### INFORMATION GIVEN

--------------------------------------------------

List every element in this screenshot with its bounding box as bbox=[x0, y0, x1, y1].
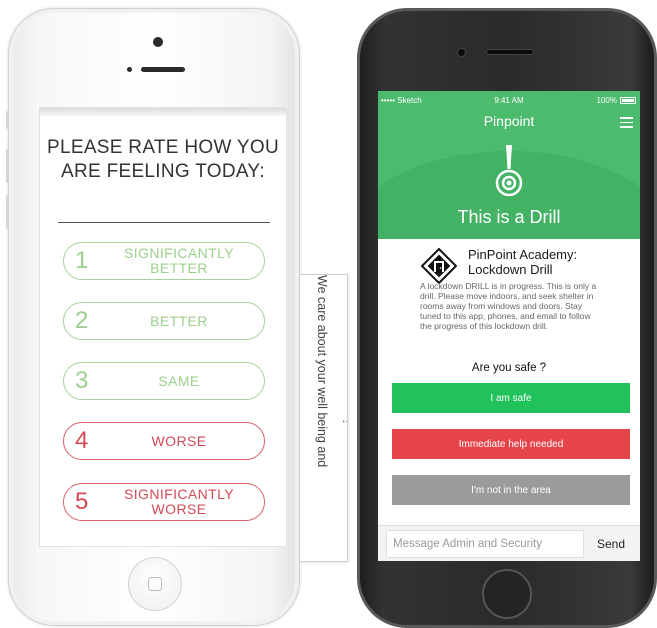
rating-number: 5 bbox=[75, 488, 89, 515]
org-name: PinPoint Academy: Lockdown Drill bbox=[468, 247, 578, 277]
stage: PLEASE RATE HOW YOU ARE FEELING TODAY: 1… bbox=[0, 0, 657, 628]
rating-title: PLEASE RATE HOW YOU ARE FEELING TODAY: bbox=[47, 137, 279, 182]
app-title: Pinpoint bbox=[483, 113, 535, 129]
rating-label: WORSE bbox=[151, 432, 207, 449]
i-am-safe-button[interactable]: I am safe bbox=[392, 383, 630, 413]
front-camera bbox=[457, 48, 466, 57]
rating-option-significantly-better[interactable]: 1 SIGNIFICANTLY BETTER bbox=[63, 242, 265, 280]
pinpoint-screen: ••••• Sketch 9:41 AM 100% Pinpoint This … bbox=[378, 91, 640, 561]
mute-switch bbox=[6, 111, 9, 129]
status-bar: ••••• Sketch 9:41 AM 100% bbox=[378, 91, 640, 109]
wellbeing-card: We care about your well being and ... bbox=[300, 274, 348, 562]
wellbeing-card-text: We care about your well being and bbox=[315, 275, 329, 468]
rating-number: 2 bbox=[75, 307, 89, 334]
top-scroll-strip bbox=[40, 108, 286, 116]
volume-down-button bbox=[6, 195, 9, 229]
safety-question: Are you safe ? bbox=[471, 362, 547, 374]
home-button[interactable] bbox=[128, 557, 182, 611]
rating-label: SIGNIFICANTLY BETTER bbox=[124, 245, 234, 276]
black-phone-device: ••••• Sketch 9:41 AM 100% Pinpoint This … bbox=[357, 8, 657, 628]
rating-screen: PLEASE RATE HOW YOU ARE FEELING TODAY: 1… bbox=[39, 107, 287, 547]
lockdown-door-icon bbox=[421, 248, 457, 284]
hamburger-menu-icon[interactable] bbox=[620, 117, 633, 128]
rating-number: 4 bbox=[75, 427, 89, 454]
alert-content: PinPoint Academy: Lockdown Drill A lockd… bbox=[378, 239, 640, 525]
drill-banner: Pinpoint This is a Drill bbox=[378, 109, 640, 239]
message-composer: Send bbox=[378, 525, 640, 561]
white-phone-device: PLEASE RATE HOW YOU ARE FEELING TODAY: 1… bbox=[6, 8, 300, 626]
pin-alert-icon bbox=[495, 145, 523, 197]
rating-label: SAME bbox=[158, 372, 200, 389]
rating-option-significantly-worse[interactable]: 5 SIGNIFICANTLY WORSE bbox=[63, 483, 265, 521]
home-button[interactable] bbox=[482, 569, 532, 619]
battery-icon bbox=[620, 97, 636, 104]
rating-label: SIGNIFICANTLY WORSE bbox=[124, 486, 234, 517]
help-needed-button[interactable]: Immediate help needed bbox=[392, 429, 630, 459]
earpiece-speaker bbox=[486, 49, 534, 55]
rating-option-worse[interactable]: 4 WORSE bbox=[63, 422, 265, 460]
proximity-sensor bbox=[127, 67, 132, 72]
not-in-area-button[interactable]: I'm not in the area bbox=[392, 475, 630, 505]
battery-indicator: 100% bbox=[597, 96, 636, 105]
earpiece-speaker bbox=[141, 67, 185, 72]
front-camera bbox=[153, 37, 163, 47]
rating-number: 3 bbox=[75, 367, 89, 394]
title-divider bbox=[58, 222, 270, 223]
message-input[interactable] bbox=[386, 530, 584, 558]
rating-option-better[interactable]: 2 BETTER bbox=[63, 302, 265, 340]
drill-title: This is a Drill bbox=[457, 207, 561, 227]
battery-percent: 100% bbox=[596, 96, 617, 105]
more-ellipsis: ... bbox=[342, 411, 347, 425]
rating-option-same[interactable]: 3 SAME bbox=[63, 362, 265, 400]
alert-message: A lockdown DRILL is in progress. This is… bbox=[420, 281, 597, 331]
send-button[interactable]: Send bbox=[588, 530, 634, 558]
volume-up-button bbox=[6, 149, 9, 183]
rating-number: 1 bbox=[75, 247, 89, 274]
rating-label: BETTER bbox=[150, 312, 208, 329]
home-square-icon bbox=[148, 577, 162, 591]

--------------------------------------------------

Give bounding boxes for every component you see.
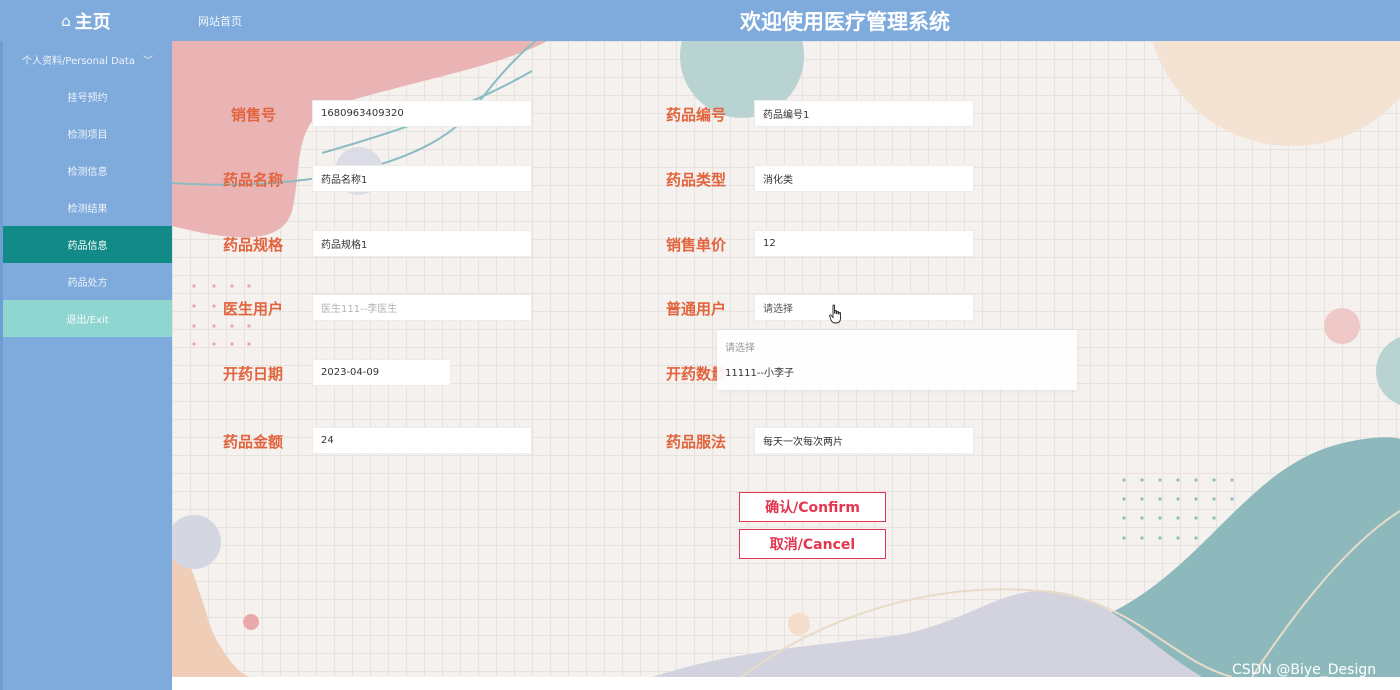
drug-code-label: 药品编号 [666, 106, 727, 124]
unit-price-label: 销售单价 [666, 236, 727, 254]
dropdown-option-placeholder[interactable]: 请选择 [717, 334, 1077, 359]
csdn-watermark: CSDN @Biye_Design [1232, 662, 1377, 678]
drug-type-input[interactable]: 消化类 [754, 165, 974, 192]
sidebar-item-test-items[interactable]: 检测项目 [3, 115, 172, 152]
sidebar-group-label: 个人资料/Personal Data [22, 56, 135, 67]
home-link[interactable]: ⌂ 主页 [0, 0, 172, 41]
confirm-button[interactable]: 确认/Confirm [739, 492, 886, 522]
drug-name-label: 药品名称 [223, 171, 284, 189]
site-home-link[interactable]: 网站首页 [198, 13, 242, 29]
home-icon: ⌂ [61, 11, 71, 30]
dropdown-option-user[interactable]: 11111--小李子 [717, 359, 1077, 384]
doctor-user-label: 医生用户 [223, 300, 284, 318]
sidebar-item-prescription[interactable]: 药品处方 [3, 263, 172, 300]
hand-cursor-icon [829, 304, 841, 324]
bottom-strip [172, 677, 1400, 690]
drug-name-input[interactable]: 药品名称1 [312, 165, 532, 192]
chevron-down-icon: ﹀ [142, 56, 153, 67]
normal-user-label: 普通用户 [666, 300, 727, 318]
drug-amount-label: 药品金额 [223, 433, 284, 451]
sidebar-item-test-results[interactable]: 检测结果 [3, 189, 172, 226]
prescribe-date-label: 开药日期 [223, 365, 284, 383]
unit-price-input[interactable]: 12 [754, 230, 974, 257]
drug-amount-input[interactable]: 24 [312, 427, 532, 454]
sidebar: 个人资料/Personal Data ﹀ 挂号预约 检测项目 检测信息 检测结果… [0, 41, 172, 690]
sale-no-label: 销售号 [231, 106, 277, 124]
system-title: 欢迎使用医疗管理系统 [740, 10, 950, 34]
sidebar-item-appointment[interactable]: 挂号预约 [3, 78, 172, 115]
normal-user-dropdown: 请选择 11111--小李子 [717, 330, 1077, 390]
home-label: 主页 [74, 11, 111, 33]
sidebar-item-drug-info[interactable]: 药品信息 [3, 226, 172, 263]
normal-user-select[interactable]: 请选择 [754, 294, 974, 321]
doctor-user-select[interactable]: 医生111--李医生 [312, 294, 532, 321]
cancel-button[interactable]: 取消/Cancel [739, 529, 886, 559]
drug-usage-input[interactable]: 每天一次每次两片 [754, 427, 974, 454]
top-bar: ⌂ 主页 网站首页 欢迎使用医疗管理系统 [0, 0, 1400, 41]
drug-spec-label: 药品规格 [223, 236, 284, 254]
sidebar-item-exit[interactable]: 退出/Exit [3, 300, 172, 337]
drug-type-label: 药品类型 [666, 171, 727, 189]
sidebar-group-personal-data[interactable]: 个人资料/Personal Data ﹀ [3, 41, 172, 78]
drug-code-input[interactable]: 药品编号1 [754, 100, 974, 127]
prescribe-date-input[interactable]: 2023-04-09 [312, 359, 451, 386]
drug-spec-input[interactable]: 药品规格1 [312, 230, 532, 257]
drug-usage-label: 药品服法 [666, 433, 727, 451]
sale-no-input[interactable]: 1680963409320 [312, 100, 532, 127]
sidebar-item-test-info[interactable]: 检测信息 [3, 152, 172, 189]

--------------------------------------------------

### INSTRUCTIONS FOR THE TASK
Reproduce the stretch of lines from the one containing "drug-code-label: 药品编号 [666, 106, 727, 124]" through the one containing "bottom-strip [172, 677, 1400, 690]", both included, character for character and with nothing else.

### THE SOLUTION
drug-code-label: 药品编号 [666, 106, 727, 124]
unit-price-label: 销售单价 [666, 236, 727, 254]
dropdown-option-placeholder[interactable]: 请选择 [717, 334, 1077, 359]
csdn-watermark: CSDN @Biye_Design [1232, 662, 1377, 678]
drug-type-input[interactable]: 消化类 [754, 165, 974, 192]
sidebar-item-test-items[interactable]: 检测项目 [3, 115, 172, 152]
sidebar-group-label: 个人资料/Personal Data [22, 56, 135, 67]
home-link[interactable]: ⌂ 主页 [0, 0, 172, 41]
confirm-button[interactable]: 确认/Confirm [739, 492, 886, 522]
drug-name-label: 药品名称 [223, 171, 284, 189]
site-home-link[interactable]: 网站首页 [198, 13, 242, 29]
home-icon: ⌂ [61, 11, 71, 30]
dropdown-option-user[interactable]: 11111--小李子 [717, 359, 1077, 384]
doctor-user-label: 医生用户 [223, 300, 284, 318]
sidebar-item-prescription[interactable]: 药品处方 [3, 263, 172, 300]
hand-cursor-icon [829, 304, 841, 324]
bottom-strip [172, 677, 1400, 690]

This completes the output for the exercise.